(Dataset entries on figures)
Begin

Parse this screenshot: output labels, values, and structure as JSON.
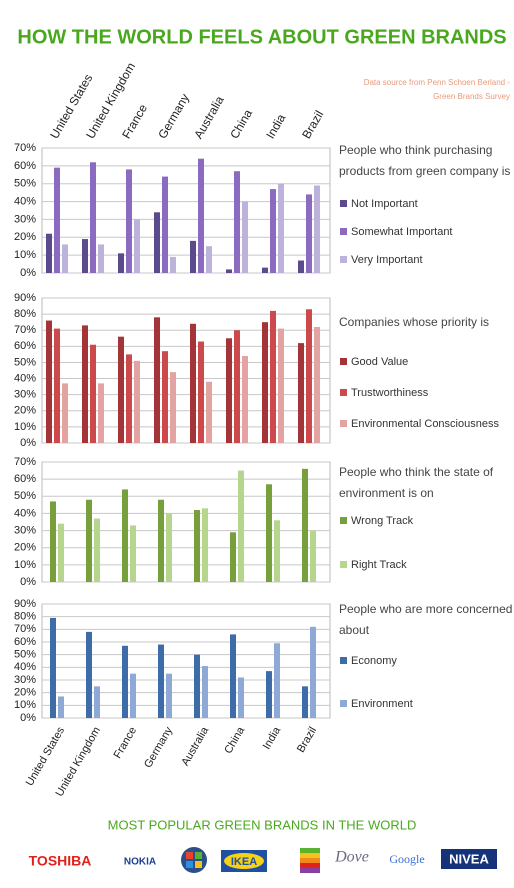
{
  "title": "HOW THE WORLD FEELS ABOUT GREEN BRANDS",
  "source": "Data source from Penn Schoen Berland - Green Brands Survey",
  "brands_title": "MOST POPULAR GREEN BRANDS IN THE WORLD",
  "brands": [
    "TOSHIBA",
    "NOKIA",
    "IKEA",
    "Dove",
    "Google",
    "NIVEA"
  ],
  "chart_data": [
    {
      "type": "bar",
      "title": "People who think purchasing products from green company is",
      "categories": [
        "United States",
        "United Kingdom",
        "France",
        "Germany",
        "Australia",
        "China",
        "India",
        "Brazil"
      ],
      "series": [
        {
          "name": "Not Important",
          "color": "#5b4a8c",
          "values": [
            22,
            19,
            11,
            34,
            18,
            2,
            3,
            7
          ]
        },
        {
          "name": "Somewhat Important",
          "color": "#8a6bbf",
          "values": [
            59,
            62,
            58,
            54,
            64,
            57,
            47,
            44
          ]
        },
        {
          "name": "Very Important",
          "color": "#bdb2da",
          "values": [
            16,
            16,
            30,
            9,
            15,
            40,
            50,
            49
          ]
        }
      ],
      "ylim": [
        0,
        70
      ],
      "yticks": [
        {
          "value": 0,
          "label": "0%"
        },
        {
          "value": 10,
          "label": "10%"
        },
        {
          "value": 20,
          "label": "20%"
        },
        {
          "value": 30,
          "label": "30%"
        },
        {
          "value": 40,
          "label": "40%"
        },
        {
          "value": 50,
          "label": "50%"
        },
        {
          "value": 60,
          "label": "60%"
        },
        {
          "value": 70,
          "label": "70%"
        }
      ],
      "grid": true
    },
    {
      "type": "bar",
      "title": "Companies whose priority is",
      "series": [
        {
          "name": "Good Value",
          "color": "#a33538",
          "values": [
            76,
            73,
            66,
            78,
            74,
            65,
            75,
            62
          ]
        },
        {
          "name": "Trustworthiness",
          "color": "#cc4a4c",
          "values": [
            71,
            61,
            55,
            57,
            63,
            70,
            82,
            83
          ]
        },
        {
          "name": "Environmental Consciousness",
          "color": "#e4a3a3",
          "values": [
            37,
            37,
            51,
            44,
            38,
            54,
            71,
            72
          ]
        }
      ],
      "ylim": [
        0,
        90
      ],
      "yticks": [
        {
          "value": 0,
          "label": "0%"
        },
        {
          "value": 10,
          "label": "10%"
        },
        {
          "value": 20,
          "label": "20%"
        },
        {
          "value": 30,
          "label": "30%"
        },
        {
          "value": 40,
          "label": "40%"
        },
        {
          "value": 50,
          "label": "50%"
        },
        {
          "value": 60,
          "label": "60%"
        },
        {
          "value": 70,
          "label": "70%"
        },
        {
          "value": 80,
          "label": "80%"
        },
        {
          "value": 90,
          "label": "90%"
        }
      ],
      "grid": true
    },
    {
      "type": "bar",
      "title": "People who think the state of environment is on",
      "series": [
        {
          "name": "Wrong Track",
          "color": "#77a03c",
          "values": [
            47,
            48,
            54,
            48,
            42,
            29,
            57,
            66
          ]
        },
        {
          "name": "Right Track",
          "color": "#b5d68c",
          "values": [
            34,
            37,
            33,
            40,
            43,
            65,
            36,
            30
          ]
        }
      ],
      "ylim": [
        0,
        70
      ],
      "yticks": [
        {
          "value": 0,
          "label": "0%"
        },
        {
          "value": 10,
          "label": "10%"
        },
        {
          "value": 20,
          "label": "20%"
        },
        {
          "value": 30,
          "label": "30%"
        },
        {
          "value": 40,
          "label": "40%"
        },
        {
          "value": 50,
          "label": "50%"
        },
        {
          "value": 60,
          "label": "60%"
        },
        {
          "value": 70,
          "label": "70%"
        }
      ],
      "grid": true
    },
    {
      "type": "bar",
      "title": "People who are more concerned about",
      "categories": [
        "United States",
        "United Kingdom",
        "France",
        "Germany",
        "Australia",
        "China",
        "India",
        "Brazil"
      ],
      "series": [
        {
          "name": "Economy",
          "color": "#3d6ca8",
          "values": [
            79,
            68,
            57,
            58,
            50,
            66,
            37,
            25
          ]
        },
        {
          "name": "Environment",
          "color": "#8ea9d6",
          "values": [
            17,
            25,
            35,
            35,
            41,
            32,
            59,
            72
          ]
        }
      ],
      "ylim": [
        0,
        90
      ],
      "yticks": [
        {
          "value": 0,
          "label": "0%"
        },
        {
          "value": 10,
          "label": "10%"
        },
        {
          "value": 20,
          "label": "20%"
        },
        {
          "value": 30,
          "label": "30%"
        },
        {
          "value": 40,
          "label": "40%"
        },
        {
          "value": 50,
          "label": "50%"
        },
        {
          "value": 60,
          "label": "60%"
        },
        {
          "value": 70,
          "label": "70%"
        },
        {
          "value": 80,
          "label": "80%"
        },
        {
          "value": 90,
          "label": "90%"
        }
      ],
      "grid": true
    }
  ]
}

End
Begin

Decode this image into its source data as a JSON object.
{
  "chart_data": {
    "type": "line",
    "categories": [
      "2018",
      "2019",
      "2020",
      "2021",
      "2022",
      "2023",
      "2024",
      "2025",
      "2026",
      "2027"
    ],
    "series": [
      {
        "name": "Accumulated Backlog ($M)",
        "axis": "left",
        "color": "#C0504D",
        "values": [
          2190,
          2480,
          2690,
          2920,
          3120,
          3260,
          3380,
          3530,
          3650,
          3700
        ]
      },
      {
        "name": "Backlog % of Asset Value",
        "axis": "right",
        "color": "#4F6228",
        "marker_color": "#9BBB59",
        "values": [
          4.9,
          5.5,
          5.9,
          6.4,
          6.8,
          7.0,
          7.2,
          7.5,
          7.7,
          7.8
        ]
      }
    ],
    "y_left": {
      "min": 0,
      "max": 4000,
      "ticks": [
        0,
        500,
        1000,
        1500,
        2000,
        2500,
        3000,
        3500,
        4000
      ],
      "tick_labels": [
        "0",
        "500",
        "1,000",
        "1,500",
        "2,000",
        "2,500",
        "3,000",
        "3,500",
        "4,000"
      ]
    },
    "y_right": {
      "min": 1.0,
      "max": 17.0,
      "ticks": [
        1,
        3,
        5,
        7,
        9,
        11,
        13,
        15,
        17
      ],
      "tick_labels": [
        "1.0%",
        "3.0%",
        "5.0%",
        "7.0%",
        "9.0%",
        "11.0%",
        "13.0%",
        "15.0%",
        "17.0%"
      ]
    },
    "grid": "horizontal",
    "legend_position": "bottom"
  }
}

End

[PROBLEM DETAILS]: Find each line holding "JSON". Copy it out.

[WORKED SOLUTION]:
Parse this screenshot: output labels, values, and structure as JSON.
Decode this image into its source data as a JSON object.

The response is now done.